- _Records from a collection_:
★ ★ ★

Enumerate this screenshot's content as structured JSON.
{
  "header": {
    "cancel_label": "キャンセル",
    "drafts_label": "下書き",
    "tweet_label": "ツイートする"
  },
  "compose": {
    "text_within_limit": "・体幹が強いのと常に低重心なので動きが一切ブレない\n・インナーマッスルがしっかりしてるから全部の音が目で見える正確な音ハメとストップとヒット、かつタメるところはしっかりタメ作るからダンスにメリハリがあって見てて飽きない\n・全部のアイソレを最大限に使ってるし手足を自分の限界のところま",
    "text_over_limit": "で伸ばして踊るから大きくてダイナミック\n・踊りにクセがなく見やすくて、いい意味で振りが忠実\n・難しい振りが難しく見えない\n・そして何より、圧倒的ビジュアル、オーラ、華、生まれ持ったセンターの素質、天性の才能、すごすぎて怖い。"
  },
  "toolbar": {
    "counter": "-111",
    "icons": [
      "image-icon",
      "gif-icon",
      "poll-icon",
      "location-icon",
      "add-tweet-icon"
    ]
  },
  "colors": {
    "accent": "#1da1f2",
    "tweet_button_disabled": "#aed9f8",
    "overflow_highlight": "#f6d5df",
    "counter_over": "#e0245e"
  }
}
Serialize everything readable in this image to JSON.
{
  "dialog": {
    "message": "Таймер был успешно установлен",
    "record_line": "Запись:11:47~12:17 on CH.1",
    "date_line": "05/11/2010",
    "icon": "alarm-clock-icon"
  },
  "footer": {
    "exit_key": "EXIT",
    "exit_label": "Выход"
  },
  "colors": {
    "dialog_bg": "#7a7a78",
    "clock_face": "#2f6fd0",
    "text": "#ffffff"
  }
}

★ ★ ★

- _Objective_:
Extract all of the data shown above and repeat it verbatim.

- _Result of the task_:
Enumerate this screenshot's content as structured JSON.
{
  "header": {
    "cancel_label": "キャンセル",
    "drafts_label": "下書き",
    "tweet_label": "ツイートする"
  },
  "compose": {
    "text_within_limit": "・体幹が強いのと常に低重心なので動きが一切ブレない\n・インナーマッスルがしっかりしてるから全部の音が目で見える正確な音ハメとストップとヒット、かつタメるところはしっかりタメ作るからダンスにメリハリがあって見てて飽きない\n・全部のアイソレを最大限に使ってるし手足を自分の限界のところま",
    "text_over_limit": "で伸ばして踊るから大きくてダイナミック\n・踊りにクセがなく見やすくて、いい意味で振りが忠実\n・難しい振りが難しく見えない\n・そして何より、圧倒的ビジュアル、オーラ、華、生まれ持ったセンターの素質、天性の才能、すごすぎて怖い。"
  },
  "toolbar": {
    "counter": "-111",
    "icons": [
      "image-icon",
      "gif-icon",
      "poll-icon",
      "location-icon",
      "add-tweet-icon"
    ]
  },
  "colors": {
    "accent": "#1da1f2",
    "tweet_button_disabled": "#aed9f8",
    "overflow_highlight": "#f6d5df",
    "counter_over": "#e0245e"
  }
}
Serialize everything readable in this image to JSON.
{
  "dialog": {
    "message": "Таймер был успешно установлен",
    "record_line": "Запись:11:47~12:17 on CH.1",
    "date_line": "05/11/2010",
    "icon": "alarm-clock-icon"
  },
  "footer": {
    "exit_key": "EXIT",
    "exit_label": "Выход"
  },
  "colors": {
    "dialog_bg": "#7a7a78",
    "clock_face": "#2f6fd0",
    "text": "#ffffff"
  }
}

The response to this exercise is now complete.